• _Required task_
Write out each line of the listing as it stands, without the images.

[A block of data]
>>>>

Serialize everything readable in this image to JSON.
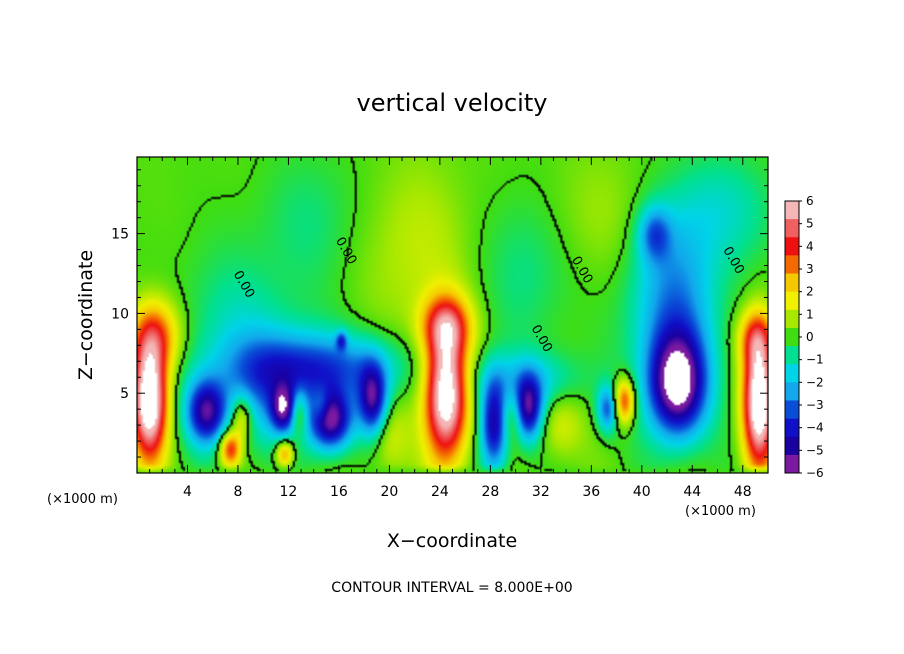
{
  "chart_data": {
    "type": "heatmap",
    "title": "vertical velocity",
    "xlabel": "X−coordinate",
    "ylabel": "Z−coordinate",
    "x_units": "(×1000 m)",
    "y_units": "(×1000 m)",
    "xlim": [
      0,
      50
    ],
    "ylim": [
      0,
      19.8
    ],
    "x_ticks": [
      4,
      8,
      12,
      16,
      20,
      24,
      28,
      32,
      36,
      40,
      44,
      48
    ],
    "y_ticks": [
      5,
      10,
      15
    ],
    "footnote": "CONTOUR INTERVAL = 8.000E+00",
    "colorbar": {
      "levels": [
        6,
        5,
        4,
        3,
        2,
        1,
        0,
        -1,
        -2,
        -3,
        -4,
        -5,
        -6
      ],
      "labels": [
        "6",
        "5",
        "4",
        "3",
        "2",
        "1",
        "0",
        "−1",
        "−2",
        "−3",
        "−4",
        "−5",
        "−6"
      ],
      "colors": [
        "#f4b6b6",
        "#f06060",
        "#ee1010",
        "#f56a00",
        "#f5c800",
        "#f0f000",
        "#a8e800",
        "#40dd10",
        "#00e090",
        "#00d4e8",
        "#12a8ec",
        "#0a4ed8",
        "#1010c8",
        "#1a00a0",
        "#7a1aa0"
      ]
    },
    "contour_labels": [
      {
        "text": "0.00",
        "x": 8.2,
        "y": 11.7
      },
      {
        "text": "0.00",
        "x": 16.3,
        "y": 13.8
      },
      {
        "text": "0.00",
        "x": 31.8,
        "y": 8.3
      },
      {
        "text": "0.00",
        "x": 35.0,
        "y": 12.6
      },
      {
        "text": "0.00",
        "x": 47.0,
        "y": 13.2
      }
    ],
    "features": [
      {
        "sign": "up",
        "x": 1.0,
        "y": 4.5,
        "amp": 9,
        "sx": 1.0,
        "sy": 2.6
      },
      {
        "sign": "up",
        "x": 1.5,
        "y": 8.6,
        "amp": 4,
        "sx": 1.4,
        "sy": 1.6
      },
      {
        "sign": "up",
        "x": 24.5,
        "y": 5.0,
        "amp": 9,
        "sx": 1.2,
        "sy": 3.0
      },
      {
        "sign": "up",
        "x": 24.5,
        "y": 9.3,
        "amp": 4,
        "sx": 1.4,
        "sy": 1.3
      },
      {
        "sign": "up",
        "x": 49.3,
        "y": 4.5,
        "amp": 9,
        "sx": 0.9,
        "sy": 3.0
      },
      {
        "sign": "up",
        "x": 49.0,
        "y": 8.5,
        "amp": 3,
        "sx": 1.0,
        "sy": 1.2
      },
      {
        "sign": "down",
        "x": 42.8,
        "y": 5.5,
        "amp": 8,
        "sx": 1.6,
        "sy": 2.3
      },
      {
        "sign": "down",
        "x": 42.5,
        "y": 11.0,
        "amp": 3.5,
        "sx": 2.5,
        "sy": 4.0
      },
      {
        "sign": "down",
        "x": 41.0,
        "y": 15.0,
        "amp": 3,
        "sx": 0.9,
        "sy": 1.2
      },
      {
        "sign": "down",
        "x": 14.5,
        "y": 6.6,
        "amp": 4,
        "sx": 4.5,
        "sy": 1.5
      },
      {
        "sign": "down",
        "x": 5.5,
        "y": 3.8,
        "amp": 6,
        "sx": 1.1,
        "sy": 1.4
      },
      {
        "sign": "down",
        "x": 11.6,
        "y": 4.0,
        "amp": 5,
        "sx": 0.7,
        "sy": 1.0
      },
      {
        "sign": "down",
        "x": 15.3,
        "y": 3.3,
        "amp": 7,
        "sx": 1.2,
        "sy": 1.3
      },
      {
        "sign": "down",
        "x": 18.7,
        "y": 4.5,
        "amp": 6,
        "sx": 0.8,
        "sy": 1.6
      },
      {
        "sign": "down",
        "x": 28.3,
        "y": 3.0,
        "amp": 6,
        "sx": 0.8,
        "sy": 2.0
      },
      {
        "sign": "down",
        "x": 31.0,
        "y": 4.0,
        "amp": 6,
        "sx": 0.8,
        "sy": 1.4
      },
      {
        "sign": "down",
        "x": 37.3,
        "y": 4.0,
        "amp": 4,
        "sx": 0.6,
        "sy": 1.0
      },
      {
        "sign": "down",
        "x": 30.8,
        "y": 5.8,
        "amp": 2.2,
        "sx": 3.2,
        "sy": 1.3
      },
      {
        "sign": "down",
        "x": 10.5,
        "y": 5.0,
        "amp": 2.2,
        "sx": 3.0,
        "sy": 2.5
      },
      {
        "sign": "up",
        "x": 7.4,
        "y": 1.5,
        "amp": 5,
        "sx": 0.6,
        "sy": 0.8
      },
      {
        "sign": "up",
        "x": 8.3,
        "y": 3.5,
        "amp": 3,
        "sx": 0.6,
        "sy": 1.0
      },
      {
        "sign": "up",
        "x": 12.8,
        "y": 3.8,
        "amp": 3,
        "sx": 0.5,
        "sy": 1.0
      },
      {
        "sign": "up",
        "x": 11.7,
        "y": 1.2,
        "amp": 4,
        "sx": 0.5,
        "sy": 0.6
      },
      {
        "sign": "up",
        "x": 14.6,
        "y": 4.2,
        "amp": 2,
        "sx": 0.5,
        "sy": 0.8
      },
      {
        "sign": "up",
        "x": 38.6,
        "y": 4.5,
        "amp": 5,
        "sx": 0.6,
        "sy": 1.0
      },
      {
        "sign": "up",
        "x": 29.7,
        "y": 3.6,
        "amp": 2,
        "sx": 0.6,
        "sy": 1.2
      },
      {
        "sign": "up",
        "x": 33.5,
        "y": 3.0,
        "amp": 1.5,
        "sx": 1.2,
        "sy": 1.5
      },
      {
        "sign": "up",
        "x": 19.8,
        "y": 2.2,
        "amp": 1.5,
        "sx": 1.2,
        "sy": 1.6
      },
      {
        "sign": "up",
        "x": 22.0,
        "y": 14.0,
        "amp": 1.2,
        "sx": 3.0,
        "sy": 4.0
      },
      {
        "sign": "up",
        "x": 37.0,
        "y": 16.0,
        "amp": 0.8,
        "sx": 4.0,
        "sy": 3.0
      },
      {
        "sign": "down",
        "x": 16.2,
        "y": 8.3,
        "amp": 3,
        "sx": 0.3,
        "sy": 0.4
      },
      {
        "sign": "down",
        "x": 8.0,
        "y": 9.0,
        "amp": 1.4,
        "sx": 3.5,
        "sy": 3.5
      },
      {
        "sign": "down",
        "x": 46.5,
        "y": 16.5,
        "amp": 1.5,
        "sx": 3.0,
        "sy": 2.5
      },
      {
        "sign": "down",
        "x": 14.0,
        "y": 16.0,
        "amp": 0.9,
        "sx": 3.0,
        "sy": 3.0
      },
      {
        "sign": "down",
        "x": 31.0,
        "y": 13.0,
        "amp": 1.2,
        "sx": 2.5,
        "sy": 3.5
      }
    ]
  }
}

<<<<

• _Written reply_
Serialize everything readable in this image to JSON.
{
  "chart_data": {
    "type": "heatmap",
    "title": "vertical velocity",
    "xlabel": "X−coordinate",
    "ylabel": "Z−coordinate",
    "x_units": "(×1000 m)",
    "y_units": "(×1000 m)",
    "xlim": [
      0,
      50
    ],
    "ylim": [
      0,
      19.8
    ],
    "x_ticks": [
      4,
      8,
      12,
      16,
      20,
      24,
      28,
      32,
      36,
      40,
      44,
      48
    ],
    "y_ticks": [
      5,
      10,
      15
    ],
    "footnote": "CONTOUR INTERVAL = 8.000E+00",
    "colorbar": {
      "levels": [
        6,
        5,
        4,
        3,
        2,
        1,
        0,
        -1,
        -2,
        -3,
        -4,
        -5,
        -6
      ],
      "labels": [
        "6",
        "5",
        "4",
        "3",
        "2",
        "1",
        "0",
        "−1",
        "−2",
        "−3",
        "−4",
        "−5",
        "−6"
      ],
      "colors": [
        "#f4b6b6",
        "#f06060",
        "#ee1010",
        "#f56a00",
        "#f5c800",
        "#f0f000",
        "#a8e800",
        "#40dd10",
        "#00e090",
        "#00d4e8",
        "#12a8ec",
        "#0a4ed8",
        "#1010c8",
        "#1a00a0",
        "#7a1aa0"
      ]
    },
    "contour_labels": [
      {
        "text": "0.00",
        "x": 8.2,
        "y": 11.7
      },
      {
        "text": "0.00",
        "x": 16.3,
        "y": 13.8
      },
      {
        "text": "0.00",
        "x": 31.8,
        "y": 8.3
      },
      {
        "text": "0.00",
        "x": 35.0,
        "y": 12.6
      },
      {
        "text": "0.00",
        "x": 47.0,
        "y": 13.2
      }
    ],
    "features": [
      {
        "sign": "up",
        "x": 1.0,
        "y": 4.5,
        "amp": 9,
        "sx": 1.0,
        "sy": 2.6
      },
      {
        "sign": "up",
        "x": 1.5,
        "y": 8.6,
        "amp": 4,
        "sx": 1.4,
        "sy": 1.6
      },
      {
        "sign": "up",
        "x": 24.5,
        "y": 5.0,
        "amp": 9,
        "sx": 1.2,
        "sy": 3.0
      },
      {
        "sign": "up",
        "x": 24.5,
        "y": 9.3,
        "amp": 4,
        "sx": 1.4,
        "sy": 1.3
      },
      {
        "sign": "up",
        "x": 49.3,
        "y": 4.5,
        "amp": 9,
        "sx": 0.9,
        "sy": 3.0
      },
      {
        "sign": "up",
        "x": 49.0,
        "y": 8.5,
        "amp": 3,
        "sx": 1.0,
        "sy": 1.2
      },
      {
        "sign": "down",
        "x": 42.8,
        "y": 5.5,
        "amp": 8,
        "sx": 1.6,
        "sy": 2.3
      },
      {
        "sign": "down",
        "x": 42.5,
        "y": 11.0,
        "amp": 3.5,
        "sx": 2.5,
        "sy": 4.0
      },
      {
        "sign": "down",
        "x": 41.0,
        "y": 15.0,
        "amp": 3,
        "sx": 0.9,
        "sy": 1.2
      },
      {
        "sign": "down",
        "x": 14.5,
        "y": 6.6,
        "amp": 4,
        "sx": 4.5,
        "sy": 1.5
      },
      {
        "sign": "down",
        "x": 5.5,
        "y": 3.8,
        "amp": 6,
        "sx": 1.1,
        "sy": 1.4
      },
      {
        "sign": "down",
        "x": 11.6,
        "y": 4.0,
        "amp": 5,
        "sx": 0.7,
        "sy": 1.0
      },
      {
        "sign": "down",
        "x": 15.3,
        "y": 3.3,
        "amp": 7,
        "sx": 1.2,
        "sy": 1.3
      },
      {
        "sign": "down",
        "x": 18.7,
        "y": 4.5,
        "amp": 6,
        "sx": 0.8,
        "sy": 1.6
      },
      {
        "sign": "down",
        "x": 28.3,
        "y": 3.0,
        "amp": 6,
        "sx": 0.8,
        "sy": 2.0
      },
      {
        "sign": "down",
        "x": 31.0,
        "y": 4.0,
        "amp": 6,
        "sx": 0.8,
        "sy": 1.4
      },
      {
        "sign": "down",
        "x": 37.3,
        "y": 4.0,
        "amp": 4,
        "sx": 0.6,
        "sy": 1.0
      },
      {
        "sign": "down",
        "x": 30.8,
        "y": 5.8,
        "amp": 2.2,
        "sx": 3.2,
        "sy": 1.3
      },
      {
        "sign": "down",
        "x": 10.5,
        "y": 5.0,
        "amp": 2.2,
        "sx": 3.0,
        "sy": 2.5
      },
      {
        "sign": "up",
        "x": 7.4,
        "y": 1.5,
        "amp": 5,
        "sx": 0.6,
        "sy": 0.8
      },
      {
        "sign": "up",
        "x": 8.3,
        "y": 3.5,
        "amp": 3,
        "sx": 0.6,
        "sy": 1.0
      },
      {
        "sign": "up",
        "x": 12.8,
        "y": 3.8,
        "amp": 3,
        "sx": 0.5,
        "sy": 1.0
      },
      {
        "sign": "up",
        "x": 11.7,
        "y": 1.2,
        "amp": 4,
        "sx": 0.5,
        "sy": 0.6
      },
      {
        "sign": "up",
        "x": 14.6,
        "y": 4.2,
        "amp": 2,
        "sx": 0.5,
        "sy": 0.8
      },
      {
        "sign": "up",
        "x": 38.6,
        "y": 4.5,
        "amp": 5,
        "sx": 0.6,
        "sy": 1.0
      },
      {
        "sign": "up",
        "x": 29.7,
        "y": 3.6,
        "amp": 2,
        "sx": 0.6,
        "sy": 1.2
      },
      {
        "sign": "up",
        "x": 33.5,
        "y": 3.0,
        "amp": 1.5,
        "sx": 1.2,
        "sy": 1.5
      },
      {
        "sign": "up",
        "x": 19.8,
        "y": 2.2,
        "amp": 1.5,
        "sx": 1.2,
        "sy": 1.6
      },
      {
        "sign": "up",
        "x": 22.0,
        "y": 14.0,
        "amp": 1.2,
        "sx": 3.0,
        "sy": 4.0
      },
      {
        "sign": "up",
        "x": 37.0,
        "y": 16.0,
        "amp": 0.8,
        "sx": 4.0,
        "sy": 3.0
      },
      {
        "sign": "down",
        "x": 16.2,
        "y": 8.3,
        "amp": 3,
        "sx": 0.3,
        "sy": 0.4
      },
      {
        "sign": "down",
        "x": 8.0,
        "y": 9.0,
        "amp": 1.4,
        "sx": 3.5,
        "sy": 3.5
      },
      {
        "sign": "down",
        "x": 46.5,
        "y": 16.5,
        "amp": 1.5,
        "sx": 3.0,
        "sy": 2.5
      },
      {
        "sign": "down",
        "x": 14.0,
        "y": 16.0,
        "amp": 0.9,
        "sx": 3.0,
        "sy": 3.0
      },
      {
        "sign": "down",
        "x": 31.0,
        "y": 13.0,
        "amp": 1.2,
        "sx": 2.5,
        "sy": 3.5
      }
    ]
  }
}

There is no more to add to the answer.